Collected data entries ▸

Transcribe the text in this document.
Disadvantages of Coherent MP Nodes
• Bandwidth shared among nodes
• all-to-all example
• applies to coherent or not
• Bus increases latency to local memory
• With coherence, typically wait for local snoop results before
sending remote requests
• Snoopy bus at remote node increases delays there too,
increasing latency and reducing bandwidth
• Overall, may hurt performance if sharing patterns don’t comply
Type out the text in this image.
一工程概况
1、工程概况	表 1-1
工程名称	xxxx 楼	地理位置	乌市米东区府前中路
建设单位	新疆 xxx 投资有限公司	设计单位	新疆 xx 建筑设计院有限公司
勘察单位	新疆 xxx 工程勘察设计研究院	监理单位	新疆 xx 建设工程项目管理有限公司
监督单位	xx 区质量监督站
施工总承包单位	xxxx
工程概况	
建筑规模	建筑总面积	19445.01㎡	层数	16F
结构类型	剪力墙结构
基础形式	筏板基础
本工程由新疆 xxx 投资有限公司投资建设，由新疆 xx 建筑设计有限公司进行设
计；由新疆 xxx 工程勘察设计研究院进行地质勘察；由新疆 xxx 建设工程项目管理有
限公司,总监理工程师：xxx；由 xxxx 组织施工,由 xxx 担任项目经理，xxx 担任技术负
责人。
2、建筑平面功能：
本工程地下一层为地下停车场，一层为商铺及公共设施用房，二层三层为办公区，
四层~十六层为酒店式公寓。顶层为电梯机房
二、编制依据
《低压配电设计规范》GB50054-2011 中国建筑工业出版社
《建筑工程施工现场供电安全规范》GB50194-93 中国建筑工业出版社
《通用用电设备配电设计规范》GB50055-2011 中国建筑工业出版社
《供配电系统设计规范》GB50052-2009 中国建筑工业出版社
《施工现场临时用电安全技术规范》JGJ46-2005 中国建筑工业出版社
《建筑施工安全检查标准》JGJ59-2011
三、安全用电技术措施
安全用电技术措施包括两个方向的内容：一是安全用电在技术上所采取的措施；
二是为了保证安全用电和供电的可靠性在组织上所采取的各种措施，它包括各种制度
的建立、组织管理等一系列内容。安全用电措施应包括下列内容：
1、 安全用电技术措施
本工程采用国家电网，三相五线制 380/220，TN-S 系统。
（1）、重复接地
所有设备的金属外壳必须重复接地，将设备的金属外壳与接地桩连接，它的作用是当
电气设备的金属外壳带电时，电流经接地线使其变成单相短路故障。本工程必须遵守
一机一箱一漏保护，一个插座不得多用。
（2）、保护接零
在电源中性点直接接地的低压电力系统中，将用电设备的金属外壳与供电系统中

Problem statement ▸
Search the listing for the word "this". Copy every line in which it occurs.

Answer in full ▸
Transcribe the text in this document.
Type out the text in this image.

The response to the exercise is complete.